Below are some records. Quote exactly the lines from the one that contains "Enumerate this screenshot's" through the last, both included, and leave out the pictures.

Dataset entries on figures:
:::::

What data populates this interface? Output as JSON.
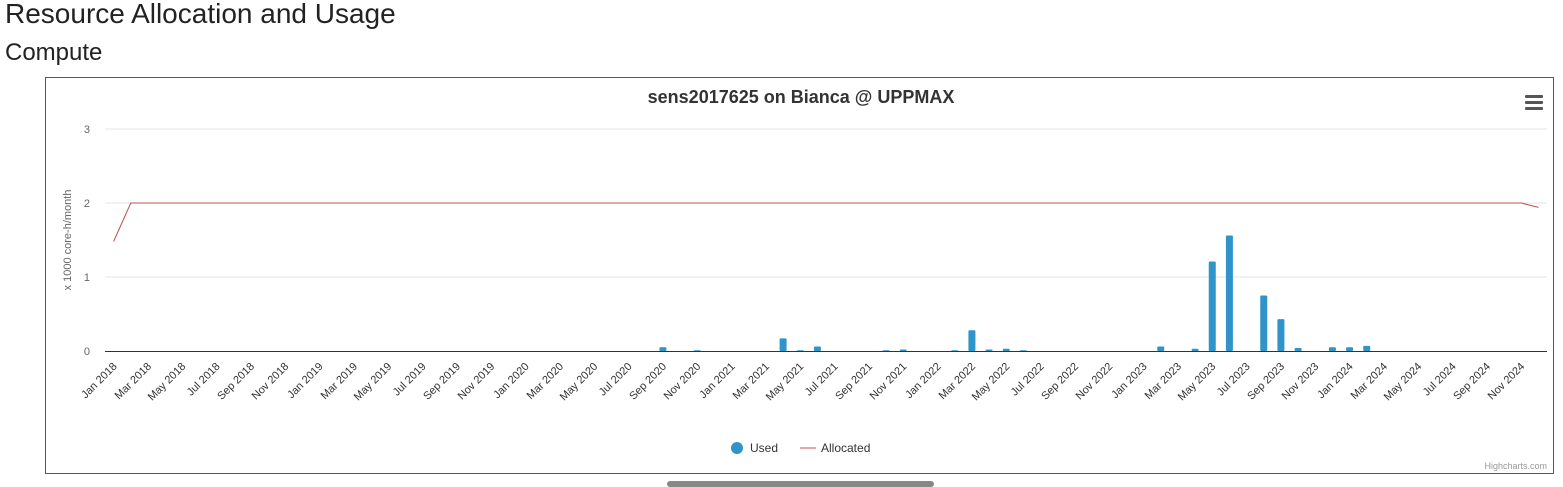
{
  "page": {
    "title": "Resource Allocation and Usage",
    "section": "Compute"
  },
  "chart_menu_icon": "hamburger-menu-icon",
  "credits": "Highcharts.com",
  "colors": {
    "used": "#2f94c8",
    "allocated": "#c0504d",
    "grid": "#e6e6e6",
    "axis": "#333333",
    "border": "#3a5a9c"
  },
  "chart_data": {
    "type": "bar",
    "title": "sens2017625 on Bianca @ UPPMAX",
    "ylabel": "x 1000 core-h/month",
    "xlabel": "",
    "ylim": [
      0,
      3
    ],
    "yticks": [
      "0",
      "1",
      "2",
      "3"
    ],
    "grid": true,
    "legend_position": "bottom-center",
    "categories": [
      "Jan 2018",
      "Feb 2018",
      "Mar 2018",
      "Apr 2018",
      "May 2018",
      "Jun 2018",
      "Jul 2018",
      "Aug 2018",
      "Sep 2018",
      "Oct 2018",
      "Nov 2018",
      "Dec 2018",
      "Jan 2019",
      "Feb 2019",
      "Mar 2019",
      "Apr 2019",
      "May 2019",
      "Jun 2019",
      "Jul 2019",
      "Aug 2019",
      "Sep 2019",
      "Oct 2019",
      "Nov 2019",
      "Dec 2019",
      "Jan 2020",
      "Feb 2020",
      "Mar 2020",
      "Apr 2020",
      "May 2020",
      "Jun 2020",
      "Jul 2020",
      "Aug 2020",
      "Sep 2020",
      "Oct 2020",
      "Nov 2020",
      "Dec 2020",
      "Jan 2021",
      "Feb 2021",
      "Mar 2021",
      "Apr 2021",
      "May 2021",
      "Jun 2021",
      "Jul 2021",
      "Aug 2021",
      "Sep 2021",
      "Oct 2021",
      "Nov 2021",
      "Dec 2021",
      "Jan 2022",
      "Feb 2022",
      "Mar 2022",
      "Apr 2022",
      "May 2022",
      "Jun 2022",
      "Jul 2022",
      "Aug 2022",
      "Sep 2022",
      "Oct 2022",
      "Nov 2022",
      "Dec 2022",
      "Jan 2023",
      "Feb 2023",
      "Mar 2023",
      "Apr 2023",
      "May 2023",
      "Jun 2023",
      "Jul 2023",
      "Aug 2023",
      "Sep 2023",
      "Oct 2023",
      "Nov 2023",
      "Dec 2023",
      "Jan 2024",
      "Feb 2024",
      "Mar 2024",
      "Apr 2024",
      "May 2024",
      "Jun 2024",
      "Jul 2024",
      "Aug 2024",
      "Sep 2024",
      "Oct 2024",
      "Nov 2024",
      "Dec 2024"
    ],
    "tick_labels": [
      "Jan 2018",
      "Mar 2018",
      "May 2018",
      "Jul 2018",
      "Sep 2018",
      "Nov 2018",
      "Jan 2019",
      "Mar 2019",
      "May 2019",
      "Jul 2019",
      "Sep 2019",
      "Nov 2019",
      "Jan 2020",
      "Mar 2020",
      "May 2020",
      "Jul 2020",
      "Sep 2020",
      "Nov 2020",
      "Jan 2021",
      "Mar 2021",
      "May 2021",
      "Jul 2021",
      "Sep 2021",
      "Nov 2021",
      "Jan 2022",
      "Mar 2022",
      "May 2022",
      "Jul 2022",
      "Sep 2022",
      "Nov 2022",
      "Jan 2023",
      "Mar 2023",
      "May 2023",
      "Jul 2023",
      "Sep 2023",
      "Nov 2023",
      "Jan 2024",
      "Mar 2024",
      "May 2024",
      "Jul 2024",
      "Sep 2024",
      "Nov 2024"
    ],
    "series": [
      {
        "name": "Used",
        "type": "column",
        "values": [
          0,
          0,
          0,
          0,
          0,
          0,
          0,
          0,
          0,
          0,
          0,
          0,
          0,
          0,
          0,
          0,
          0,
          0,
          0,
          0,
          0,
          0,
          0,
          0,
          0,
          0,
          0,
          0,
          0,
          0,
          0,
          0,
          0.05,
          0,
          0.01,
          0,
          0,
          0,
          0,
          0.17,
          0.01,
          0.06,
          0,
          0,
          0,
          0.01,
          0.02,
          0,
          0,
          0.01,
          0.28,
          0.02,
          0.03,
          0.01,
          0,
          0,
          0,
          0,
          0,
          0,
          0,
          0.06,
          0,
          0.03,
          1.21,
          1.56,
          0,
          0.75,
          0.43,
          0.04,
          0,
          0.05,
          0.05,
          0.07,
          0,
          0,
          0,
          0,
          0,
          0,
          0,
          0,
          0,
          0
        ]
      },
      {
        "name": "Allocated",
        "type": "line",
        "values": [
          1.48,
          2,
          2,
          2,
          2,
          2,
          2,
          2,
          2,
          2,
          2,
          2,
          2,
          2,
          2,
          2,
          2,
          2,
          2,
          2,
          2,
          2,
          2,
          2,
          2,
          2,
          2,
          2,
          2,
          2,
          2,
          2,
          2,
          2,
          2,
          2,
          2,
          2,
          2,
          2,
          2,
          2,
          2,
          2,
          2,
          2,
          2,
          2,
          2,
          2,
          2,
          2,
          2,
          2,
          2,
          2,
          2,
          2,
          2,
          2,
          2,
          2,
          2,
          2,
          2,
          2,
          2,
          2,
          2,
          2,
          2,
          2,
          2,
          2,
          2,
          2,
          2,
          2,
          2,
          2,
          2,
          2,
          2,
          1.94
        ]
      }
    ]
  }
}
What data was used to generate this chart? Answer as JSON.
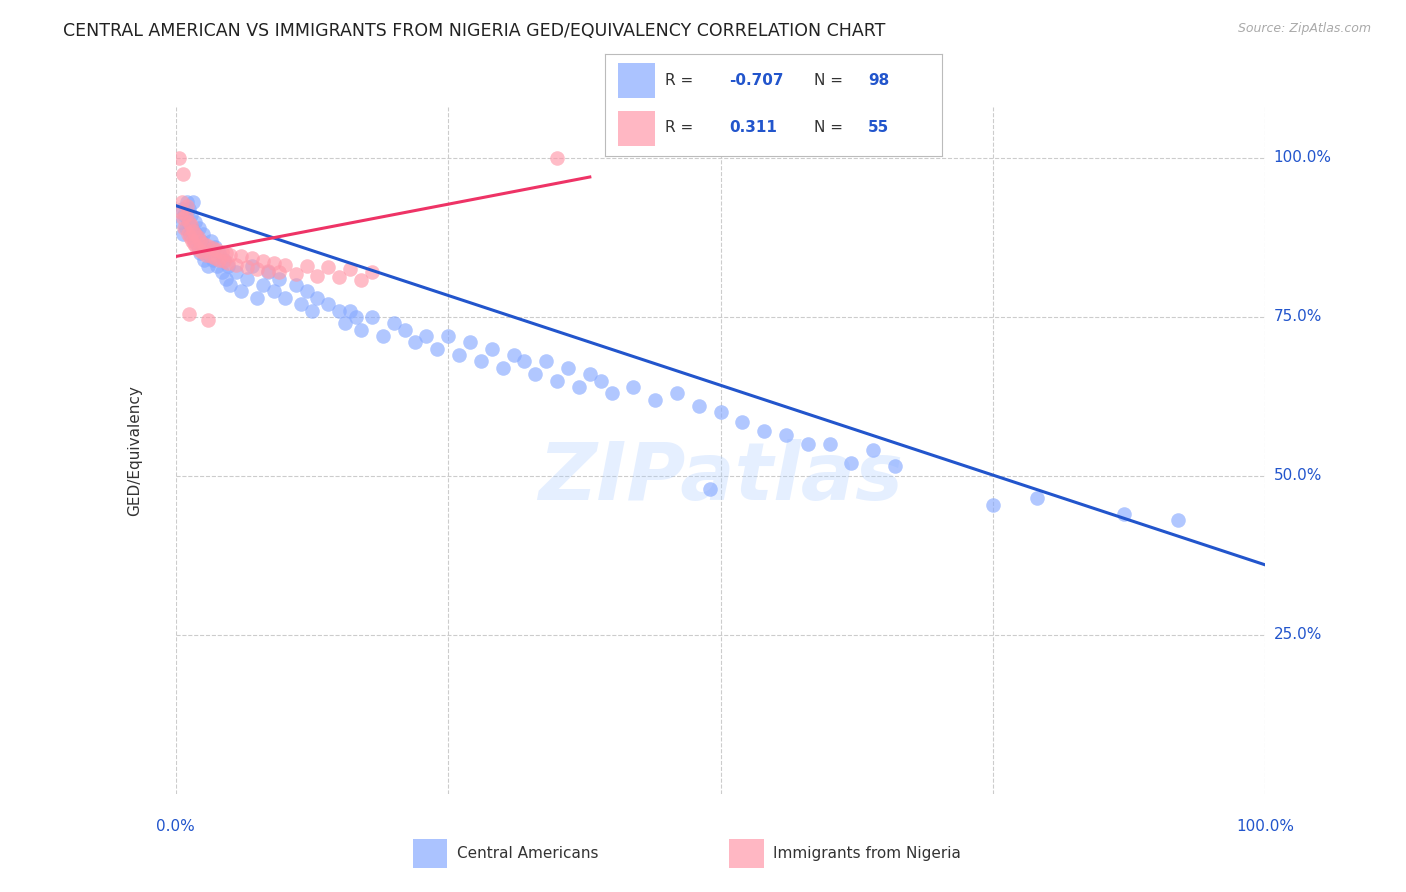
{
  "title": "CENTRAL AMERICAN VS IMMIGRANTS FROM NIGERIA GED/EQUIVALENCY CORRELATION CHART",
  "source": "Source: ZipAtlas.com",
  "ylabel": "GED/Equivalency",
  "watermark": "ZIPatlas",
  "blue_R": "-0.707",
  "blue_N": "98",
  "pink_R": "0.311",
  "pink_N": "55",
  "blue_color": "#88aaff",
  "pink_color": "#ff99aa",
  "trendline_blue": "#2255cc",
  "trendline_pink": "#ee3366",
  "legend_blue_label": "Central Americans",
  "legend_pink_label": "Immigrants from Nigeria",
  "blue_scatter": [
    [
      0.005,
      0.9
    ],
    [
      0.006,
      0.92
    ],
    [
      0.007,
      0.88
    ],
    [
      0.008,
      0.91
    ],
    [
      0.009,
      0.89
    ],
    [
      0.01,
      0.93
    ],
    [
      0.011,
      0.9
    ],
    [
      0.012,
      0.92
    ],
    [
      0.013,
      0.88
    ],
    [
      0.014,
      0.91
    ],
    [
      0.015,
      0.89
    ],
    [
      0.016,
      0.93
    ],
    [
      0.017,
      0.87
    ],
    [
      0.018,
      0.9
    ],
    [
      0.019,
      0.88
    ],
    [
      0.02,
      0.86
    ],
    [
      0.021,
      0.89
    ],
    [
      0.022,
      0.85
    ],
    [
      0.023,
      0.87
    ],
    [
      0.024,
      0.86
    ],
    [
      0.025,
      0.88
    ],
    [
      0.026,
      0.84
    ],
    [
      0.027,
      0.86
    ],
    [
      0.028,
      0.85
    ],
    [
      0.03,
      0.83
    ],
    [
      0.032,
      0.87
    ],
    [
      0.034,
      0.84
    ],
    [
      0.036,
      0.86
    ],
    [
      0.038,
      0.83
    ],
    [
      0.04,
      0.85
    ],
    [
      0.042,
      0.82
    ],
    [
      0.044,
      0.84
    ],
    [
      0.046,
      0.81
    ],
    [
      0.048,
      0.83
    ],
    [
      0.05,
      0.8
    ],
    [
      0.055,
      0.82
    ],
    [
      0.06,
      0.79
    ],
    [
      0.065,
      0.81
    ],
    [
      0.07,
      0.83
    ],
    [
      0.075,
      0.78
    ],
    [
      0.08,
      0.8
    ],
    [
      0.085,
      0.82
    ],
    [
      0.09,
      0.79
    ],
    [
      0.095,
      0.81
    ],
    [
      0.1,
      0.78
    ],
    [
      0.11,
      0.8
    ],
    [
      0.115,
      0.77
    ],
    [
      0.12,
      0.79
    ],
    [
      0.125,
      0.76
    ],
    [
      0.13,
      0.78
    ],
    [
      0.14,
      0.77
    ],
    [
      0.15,
      0.76
    ],
    [
      0.155,
      0.74
    ],
    [
      0.16,
      0.76
    ],
    [
      0.165,
      0.75
    ],
    [
      0.17,
      0.73
    ],
    [
      0.18,
      0.75
    ],
    [
      0.19,
      0.72
    ],
    [
      0.2,
      0.74
    ],
    [
      0.21,
      0.73
    ],
    [
      0.22,
      0.71
    ],
    [
      0.23,
      0.72
    ],
    [
      0.24,
      0.7
    ],
    [
      0.25,
      0.72
    ],
    [
      0.26,
      0.69
    ],
    [
      0.27,
      0.71
    ],
    [
      0.28,
      0.68
    ],
    [
      0.29,
      0.7
    ],
    [
      0.3,
      0.67
    ],
    [
      0.31,
      0.69
    ],
    [
      0.32,
      0.68
    ],
    [
      0.33,
      0.66
    ],
    [
      0.34,
      0.68
    ],
    [
      0.35,
      0.65
    ],
    [
      0.36,
      0.67
    ],
    [
      0.37,
      0.64
    ],
    [
      0.38,
      0.66
    ],
    [
      0.39,
      0.65
    ],
    [
      0.4,
      0.63
    ],
    [
      0.42,
      0.64
    ],
    [
      0.44,
      0.62
    ],
    [
      0.46,
      0.63
    ],
    [
      0.48,
      0.61
    ],
    [
      0.5,
      0.6
    ],
    [
      0.52,
      0.585
    ],
    [
      0.54,
      0.57
    ],
    [
      0.56,
      0.565
    ],
    [
      0.58,
      0.55
    ],
    [
      0.49,
      0.48
    ],
    [
      0.6,
      0.55
    ],
    [
      0.62,
      0.52
    ],
    [
      0.64,
      0.54
    ],
    [
      0.66,
      0.515
    ],
    [
      0.75,
      0.455
    ],
    [
      0.79,
      0.465
    ],
    [
      0.87,
      0.44
    ],
    [
      0.92,
      0.43
    ]
  ],
  "pink_scatter": [
    [
      0.003,
      1.0
    ],
    [
      0.007,
      0.975
    ],
    [
      0.005,
      0.915
    ],
    [
      0.006,
      0.93
    ],
    [
      0.007,
      0.905
    ],
    [
      0.008,
      0.89
    ],
    [
      0.009,
      0.91
    ],
    [
      0.01,
      0.925
    ],
    [
      0.011,
      0.88
    ],
    [
      0.012,
      0.9
    ],
    [
      0.013,
      0.875
    ],
    [
      0.014,
      0.895
    ],
    [
      0.015,
      0.87
    ],
    [
      0.016,
      0.885
    ],
    [
      0.017,
      0.865
    ],
    [
      0.018,
      0.88
    ],
    [
      0.019,
      0.86
    ],
    [
      0.02,
      0.875
    ],
    [
      0.021,
      0.855
    ],
    [
      0.022,
      0.87
    ],
    [
      0.024,
      0.852
    ],
    [
      0.026,
      0.865
    ],
    [
      0.028,
      0.848
    ],
    [
      0.03,
      0.862
    ],
    [
      0.032,
      0.845
    ],
    [
      0.034,
      0.858
    ],
    [
      0.036,
      0.842
    ],
    [
      0.038,
      0.855
    ],
    [
      0.04,
      0.84
    ],
    [
      0.042,
      0.852
    ],
    [
      0.044,
      0.838
    ],
    [
      0.046,
      0.85
    ],
    [
      0.048,
      0.835
    ],
    [
      0.05,
      0.848
    ],
    [
      0.055,
      0.832
    ],
    [
      0.06,
      0.845
    ],
    [
      0.065,
      0.828
    ],
    [
      0.07,
      0.842
    ],
    [
      0.075,
      0.825
    ],
    [
      0.08,
      0.838
    ],
    [
      0.085,
      0.822
    ],
    [
      0.09,
      0.835
    ],
    [
      0.095,
      0.82
    ],
    [
      0.1,
      0.832
    ],
    [
      0.11,
      0.818
    ],
    [
      0.12,
      0.83
    ],
    [
      0.13,
      0.815
    ],
    [
      0.14,
      0.828
    ],
    [
      0.15,
      0.812
    ],
    [
      0.16,
      0.825
    ],
    [
      0.17,
      0.808
    ],
    [
      0.18,
      0.82
    ],
    [
      0.012,
      0.755
    ],
    [
      0.03,
      0.745
    ],
    [
      0.35,
      1.0
    ]
  ],
  "blue_trend_x": [
    0.0,
    1.0
  ],
  "blue_trend_y": [
    0.925,
    0.36
  ],
  "pink_trend_x": [
    0.0,
    0.38
  ],
  "pink_trend_y": [
    0.845,
    0.97
  ],
  "ylim": [
    0.0,
    1.08
  ],
  "xlim": [
    0.0,
    1.0
  ],
  "ytick_positions": [
    0.25,
    0.5,
    0.75,
    1.0
  ],
  "ytick_labels": [
    "25.0%",
    "50.0%",
    "75.0%",
    "100.0%"
  ],
  "background_color": "#ffffff",
  "grid_color": "#cccccc",
  "title_fontsize": 12.5,
  "axis_fontsize": 11
}
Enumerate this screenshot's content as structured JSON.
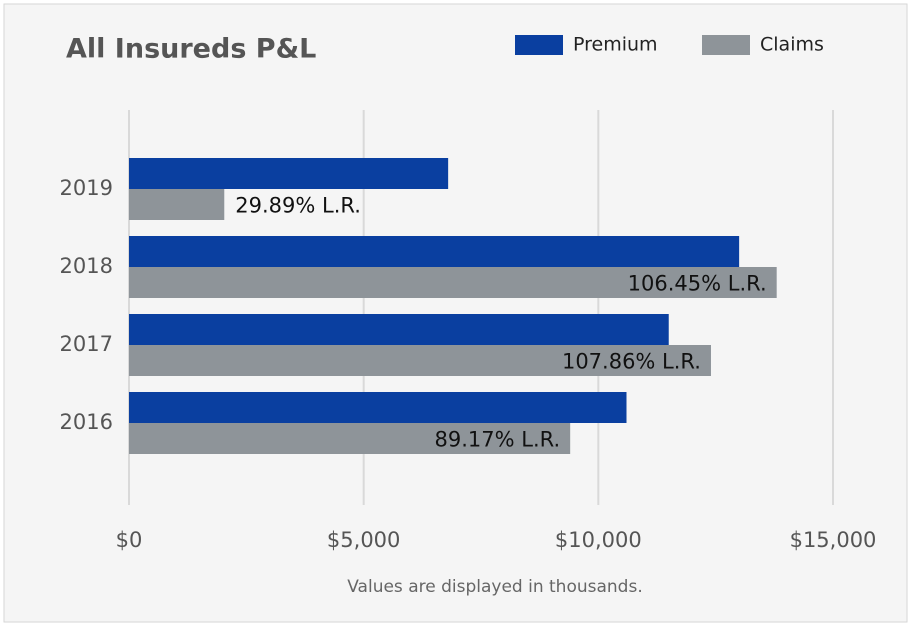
{
  "chart_data": {
    "type": "bar",
    "orientation": "horizontal",
    "title": "All Insureds P&L",
    "caption": "Values are displayed in thousands.",
    "categories": [
      "2019",
      "2018",
      "2017",
      "2016"
    ],
    "series": [
      {
        "name": "Premium",
        "color": "#0a3fa0",
        "values": [
          6800,
          13000,
          11500,
          10600
        ]
      },
      {
        "name": "Claims",
        "color": "#8e9499",
        "values": [
          2030,
          13800,
          12400,
          9400
        ]
      }
    ],
    "annotations": [
      "29.89% L.R.",
      "106.45% L.R.",
      "107.86% L.R.",
      "89.17% L.R."
    ],
    "xlim": [
      0,
      15000
    ],
    "xticks": [
      {
        "value": 0,
        "label": "$0"
      },
      {
        "value": 5000,
        "label": "$5,000"
      },
      {
        "value": 10000,
        "label": "$10,000"
      },
      {
        "value": 15000,
        "label": "$15,000"
      }
    ],
    "grid": true,
    "legend": "top-right"
  }
}
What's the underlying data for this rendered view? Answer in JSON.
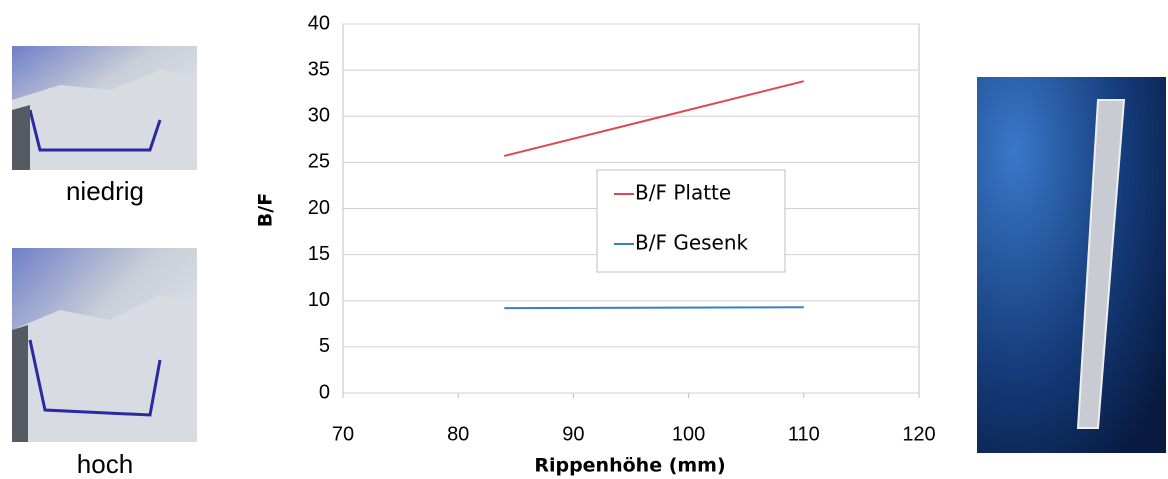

:::::

**SOLUTION TO THE PROBLEM:**
Enumerate this screenshot's content as structured JSON.
{
  "chart_data": {
    "type": "bar",
    "orientation": "horizontal",
    "title": "All Insureds P&L",
    "caption": "Values are displayed in thousands.",
    "categories": [
      "2019",
      "2018",
      "2017",
      "2016"
    ],
    "series": [
      {
        "name": "Premium",
        "color": "#0a3fa0",
        "values": [
          6800,
          13000,
          11500,
          10600
        ]
      },
      {
        "name": "Claims",
        "color": "#8e9499",
        "values": [
          2030,
          13800,
          12400,
          9400
        ]
      }
    ],
    "annotations": [
      "29.89% L.R.",
      "106.45% L.R.",
      "107.86% L.R.",
      "89.17% L.R."
    ],
    "xlim": [
      0,
      15000
    ],
    "xticks": [
      {
        "value": 0,
        "label": "$0"
      },
      {
        "value": 5000,
        "label": "$5,000"
      },
      {
        "value": 10000,
        "label": "$10,000"
      },
      {
        "value": 15000,
        "label": "$15,000"
      }
    ],
    "grid": true,
    "legend": "top-right"
  }
}
What's the underlying data for this rendered view? Answer in JSON.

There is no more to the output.